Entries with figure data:
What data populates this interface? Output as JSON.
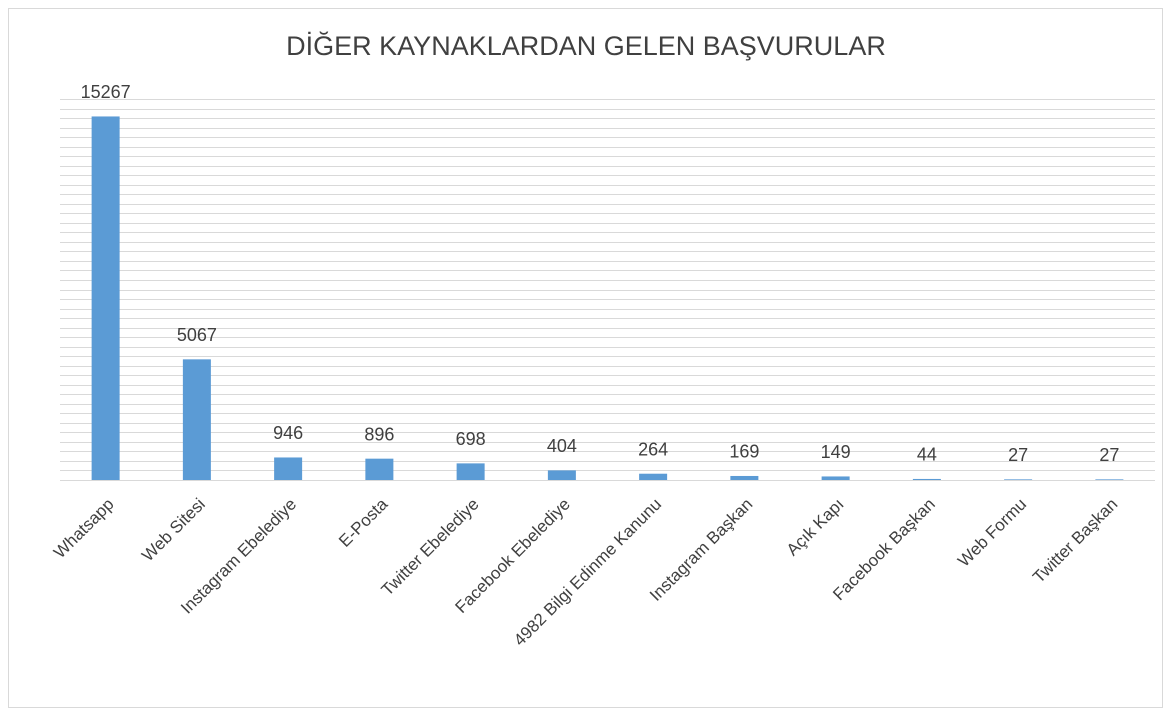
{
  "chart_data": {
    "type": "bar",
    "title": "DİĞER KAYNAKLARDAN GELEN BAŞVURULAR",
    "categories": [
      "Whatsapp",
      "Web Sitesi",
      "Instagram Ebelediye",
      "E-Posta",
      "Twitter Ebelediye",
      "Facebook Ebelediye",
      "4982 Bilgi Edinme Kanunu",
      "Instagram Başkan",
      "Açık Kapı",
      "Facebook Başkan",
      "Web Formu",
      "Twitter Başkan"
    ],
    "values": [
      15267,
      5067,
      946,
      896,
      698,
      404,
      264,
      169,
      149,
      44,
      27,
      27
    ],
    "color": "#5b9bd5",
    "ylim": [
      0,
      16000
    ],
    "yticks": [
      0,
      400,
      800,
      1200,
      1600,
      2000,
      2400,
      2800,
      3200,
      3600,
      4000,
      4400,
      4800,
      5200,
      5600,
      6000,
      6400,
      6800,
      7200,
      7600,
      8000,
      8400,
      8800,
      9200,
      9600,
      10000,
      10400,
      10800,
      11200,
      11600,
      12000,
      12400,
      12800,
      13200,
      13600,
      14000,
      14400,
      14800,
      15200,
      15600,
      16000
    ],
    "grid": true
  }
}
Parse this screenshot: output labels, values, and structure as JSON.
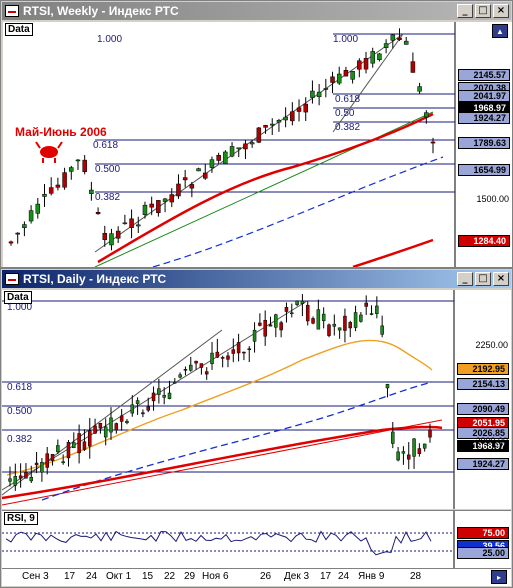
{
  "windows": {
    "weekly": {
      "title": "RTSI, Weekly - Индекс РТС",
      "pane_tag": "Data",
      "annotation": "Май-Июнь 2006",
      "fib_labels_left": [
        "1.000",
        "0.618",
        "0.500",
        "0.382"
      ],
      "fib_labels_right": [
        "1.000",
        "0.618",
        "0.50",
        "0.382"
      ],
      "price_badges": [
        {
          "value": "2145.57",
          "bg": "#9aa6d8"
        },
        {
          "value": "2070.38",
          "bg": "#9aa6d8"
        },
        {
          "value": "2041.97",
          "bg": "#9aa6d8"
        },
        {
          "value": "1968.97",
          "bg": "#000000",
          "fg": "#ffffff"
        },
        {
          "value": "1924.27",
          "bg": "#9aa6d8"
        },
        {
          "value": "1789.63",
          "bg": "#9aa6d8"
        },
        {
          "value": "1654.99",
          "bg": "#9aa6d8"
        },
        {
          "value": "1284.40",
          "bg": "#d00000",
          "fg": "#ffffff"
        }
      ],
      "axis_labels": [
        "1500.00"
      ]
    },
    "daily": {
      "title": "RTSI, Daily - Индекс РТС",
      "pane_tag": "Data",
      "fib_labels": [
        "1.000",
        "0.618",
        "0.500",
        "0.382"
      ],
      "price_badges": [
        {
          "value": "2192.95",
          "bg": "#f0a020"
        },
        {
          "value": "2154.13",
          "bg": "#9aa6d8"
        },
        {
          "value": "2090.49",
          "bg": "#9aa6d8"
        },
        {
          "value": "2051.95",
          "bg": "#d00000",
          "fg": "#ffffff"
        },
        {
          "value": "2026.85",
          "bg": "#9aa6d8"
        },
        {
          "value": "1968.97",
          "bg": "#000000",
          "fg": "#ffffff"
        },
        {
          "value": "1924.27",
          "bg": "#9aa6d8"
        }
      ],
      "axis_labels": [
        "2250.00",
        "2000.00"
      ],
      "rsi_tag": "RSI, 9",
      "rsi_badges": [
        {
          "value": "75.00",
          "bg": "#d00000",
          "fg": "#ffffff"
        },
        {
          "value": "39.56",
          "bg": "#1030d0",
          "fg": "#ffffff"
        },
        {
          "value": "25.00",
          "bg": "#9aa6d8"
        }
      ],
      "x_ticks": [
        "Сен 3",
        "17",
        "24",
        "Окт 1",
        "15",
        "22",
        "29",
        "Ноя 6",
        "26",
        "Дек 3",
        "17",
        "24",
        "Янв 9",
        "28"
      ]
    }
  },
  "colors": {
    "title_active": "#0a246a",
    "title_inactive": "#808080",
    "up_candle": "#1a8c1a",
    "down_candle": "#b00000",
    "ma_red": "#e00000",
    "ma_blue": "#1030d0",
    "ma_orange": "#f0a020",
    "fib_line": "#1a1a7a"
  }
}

→ **What you are asked to do**: Repeat the records above exactly, leaving out the pictures.

→ **Response to the exercise**:
What data populates this interface? Output as JSON.
{
  "chart_data": {
    "type": "bar",
    "title": "DİĞER KAYNAKLARDAN GELEN BAŞVURULAR",
    "categories": [
      "Whatsapp",
      "Web Sitesi",
      "Instagram Ebelediye",
      "E-Posta",
      "Twitter Ebelediye",
      "Facebook Ebelediye",
      "4982 Bilgi Edinme Kanunu",
      "Instagram Başkan",
      "Açık Kapı",
      "Facebook Başkan",
      "Web Formu",
      "Twitter Başkan"
    ],
    "values": [
      15267,
      5067,
      946,
      896,
      698,
      404,
      264,
      169,
      149,
      44,
      27,
      27
    ],
    "color": "#5b9bd5",
    "ylim": [
      0,
      16000
    ],
    "yticks": [
      0,
      400,
      800,
      1200,
      1600,
      2000,
      2400,
      2800,
      3200,
      3600,
      4000,
      4400,
      4800,
      5200,
      5600,
      6000,
      6400,
      6800,
      7200,
      7600,
      8000,
      8400,
      8800,
      9200,
      9600,
      10000,
      10400,
      10800,
      11200,
      11600,
      12000,
      12400,
      12800,
      13200,
      13600,
      14000,
      14400,
      14800,
      15200,
      15600,
      16000
    ],
    "grid": true
  }
}
Parse this screenshot: output labels, values, and structure as JSON.
{
  "windows": {
    "weekly": {
      "title": "RTSI, Weekly - Индекс РТС",
      "pane_tag": "Data",
      "annotation": "Май-Июнь 2006",
      "fib_labels_left": [
        "1.000",
        "0.618",
        "0.500",
        "0.382"
      ],
      "fib_labels_right": [
        "1.000",
        "0.618",
        "0.50",
        "0.382"
      ],
      "price_badges": [
        {
          "value": "2145.57",
          "bg": "#9aa6d8"
        },
        {
          "value": "2070.38",
          "bg": "#9aa6d8"
        },
        {
          "value": "2041.97",
          "bg": "#9aa6d8"
        },
        {
          "value": "1968.97",
          "bg": "#000000",
          "fg": "#ffffff"
        },
        {
          "value": "1924.27",
          "bg": "#9aa6d8"
        },
        {
          "value": "1789.63",
          "bg": "#9aa6d8"
        },
        {
          "value": "1654.99",
          "bg": "#9aa6d8"
        },
        {
          "value": "1284.40",
          "bg": "#d00000",
          "fg": "#ffffff"
        }
      ],
      "axis_labels": [
        "1500.00"
      ]
    },
    "daily": {
      "title": "RTSI, Daily - Индекс РТС",
      "pane_tag": "Data",
      "fib_labels": [
        "1.000",
        "0.618",
        "0.500",
        "0.382"
      ],
      "price_badges": [
        {
          "value": "2192.95",
          "bg": "#f0a020"
        },
        {
          "value": "2154.13",
          "bg": "#9aa6d8"
        },
        {
          "value": "2090.49",
          "bg": "#9aa6d8"
        },
        {
          "value": "2051.95",
          "bg": "#d00000",
          "fg": "#ffffff"
        },
        {
          "value": "2026.85",
          "bg": "#9aa6d8"
        },
        {
          "value": "1968.97",
          "bg": "#000000",
          "fg": "#ffffff"
        },
        {
          "value": "1924.27",
          "bg": "#9aa6d8"
        }
      ],
      "axis_labels": [
        "2250.00",
        "2000.00"
      ],
      "rsi_tag": "RSI, 9",
      "rsi_badges": [
        {
          "value": "75.00",
          "bg": "#d00000",
          "fg": "#ffffff"
        },
        {
          "value": "39.56",
          "bg": "#1030d0",
          "fg": "#ffffff"
        },
        {
          "value": "25.00",
          "bg": "#9aa6d8"
        }
      ],
      "x_ticks": [
        "Сен 3",
        "17",
        "24",
        "Окт 1",
        "15",
        "22",
        "29",
        "Ноя 6",
        "26",
        "Дек 3",
        "17",
        "24",
        "Янв 9",
        "28"
      ]
    }
  },
  "colors": {
    "title_active": "#0a246a",
    "title_inactive": "#808080",
    "up_candle": "#1a8c1a",
    "down_candle": "#b00000",
    "ma_red": "#e00000",
    "ma_blue": "#1030d0",
    "ma_orange": "#f0a020",
    "fib_line": "#1a1a7a"
  }
}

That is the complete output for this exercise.